Give only the number of lines that include the string "page".

Data records:
══════════

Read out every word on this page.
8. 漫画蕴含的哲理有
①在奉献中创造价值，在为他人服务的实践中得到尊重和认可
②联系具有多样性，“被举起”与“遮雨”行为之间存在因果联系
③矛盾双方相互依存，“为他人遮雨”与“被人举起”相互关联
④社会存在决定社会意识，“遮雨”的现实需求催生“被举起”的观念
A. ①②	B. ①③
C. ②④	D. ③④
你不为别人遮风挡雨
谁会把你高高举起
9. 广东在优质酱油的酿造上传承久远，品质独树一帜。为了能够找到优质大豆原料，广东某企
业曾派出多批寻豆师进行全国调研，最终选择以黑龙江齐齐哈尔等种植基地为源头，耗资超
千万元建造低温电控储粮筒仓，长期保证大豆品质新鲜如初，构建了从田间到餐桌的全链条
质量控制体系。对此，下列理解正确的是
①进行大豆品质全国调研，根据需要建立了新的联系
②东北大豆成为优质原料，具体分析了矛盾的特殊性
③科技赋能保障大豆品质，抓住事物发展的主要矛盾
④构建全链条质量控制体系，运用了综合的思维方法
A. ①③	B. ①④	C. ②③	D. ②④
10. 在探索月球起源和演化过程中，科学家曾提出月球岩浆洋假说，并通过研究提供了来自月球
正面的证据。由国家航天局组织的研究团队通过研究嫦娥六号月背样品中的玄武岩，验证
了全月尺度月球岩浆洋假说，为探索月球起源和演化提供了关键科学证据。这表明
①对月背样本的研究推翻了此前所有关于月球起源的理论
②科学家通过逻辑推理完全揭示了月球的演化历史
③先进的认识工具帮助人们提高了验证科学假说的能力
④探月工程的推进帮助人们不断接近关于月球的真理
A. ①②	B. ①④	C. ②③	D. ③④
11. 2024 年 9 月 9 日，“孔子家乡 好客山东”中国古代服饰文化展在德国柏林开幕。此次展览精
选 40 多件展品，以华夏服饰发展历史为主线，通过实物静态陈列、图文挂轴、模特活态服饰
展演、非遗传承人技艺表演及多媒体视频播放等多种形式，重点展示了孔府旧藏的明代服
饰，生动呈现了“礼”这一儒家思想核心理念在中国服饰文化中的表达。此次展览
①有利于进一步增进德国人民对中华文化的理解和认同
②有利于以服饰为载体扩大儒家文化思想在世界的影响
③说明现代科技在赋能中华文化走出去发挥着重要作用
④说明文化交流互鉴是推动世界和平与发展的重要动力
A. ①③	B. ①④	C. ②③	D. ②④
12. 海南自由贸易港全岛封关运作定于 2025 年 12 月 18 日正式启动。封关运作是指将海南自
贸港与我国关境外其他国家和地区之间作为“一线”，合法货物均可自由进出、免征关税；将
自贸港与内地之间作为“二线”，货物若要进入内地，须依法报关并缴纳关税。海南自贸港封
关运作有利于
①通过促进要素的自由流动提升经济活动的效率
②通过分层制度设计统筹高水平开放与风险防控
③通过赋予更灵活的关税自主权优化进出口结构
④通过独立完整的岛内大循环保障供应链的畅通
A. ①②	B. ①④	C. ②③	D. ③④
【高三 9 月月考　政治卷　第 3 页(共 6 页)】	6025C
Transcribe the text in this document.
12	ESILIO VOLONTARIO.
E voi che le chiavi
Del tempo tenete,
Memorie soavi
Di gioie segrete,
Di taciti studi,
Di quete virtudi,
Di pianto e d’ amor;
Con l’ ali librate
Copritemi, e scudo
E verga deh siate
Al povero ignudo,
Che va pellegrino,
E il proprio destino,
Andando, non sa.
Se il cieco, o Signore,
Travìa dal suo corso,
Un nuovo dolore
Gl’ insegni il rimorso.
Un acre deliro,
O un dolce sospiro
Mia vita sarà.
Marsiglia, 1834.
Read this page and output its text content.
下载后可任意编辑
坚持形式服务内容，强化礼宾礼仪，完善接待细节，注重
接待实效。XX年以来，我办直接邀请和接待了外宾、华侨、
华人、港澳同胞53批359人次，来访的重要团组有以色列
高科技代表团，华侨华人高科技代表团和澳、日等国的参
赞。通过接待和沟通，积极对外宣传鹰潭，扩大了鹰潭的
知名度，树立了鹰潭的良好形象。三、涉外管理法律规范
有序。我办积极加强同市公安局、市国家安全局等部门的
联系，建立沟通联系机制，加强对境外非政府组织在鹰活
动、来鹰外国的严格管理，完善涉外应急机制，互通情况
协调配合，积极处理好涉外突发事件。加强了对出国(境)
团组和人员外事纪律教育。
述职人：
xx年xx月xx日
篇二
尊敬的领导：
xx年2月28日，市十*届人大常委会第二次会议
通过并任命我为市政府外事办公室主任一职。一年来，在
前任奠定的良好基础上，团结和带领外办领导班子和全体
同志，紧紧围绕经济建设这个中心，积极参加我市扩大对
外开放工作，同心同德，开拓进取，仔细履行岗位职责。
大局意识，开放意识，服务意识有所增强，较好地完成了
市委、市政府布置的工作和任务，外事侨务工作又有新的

══════════

▶ _The completed task_: 2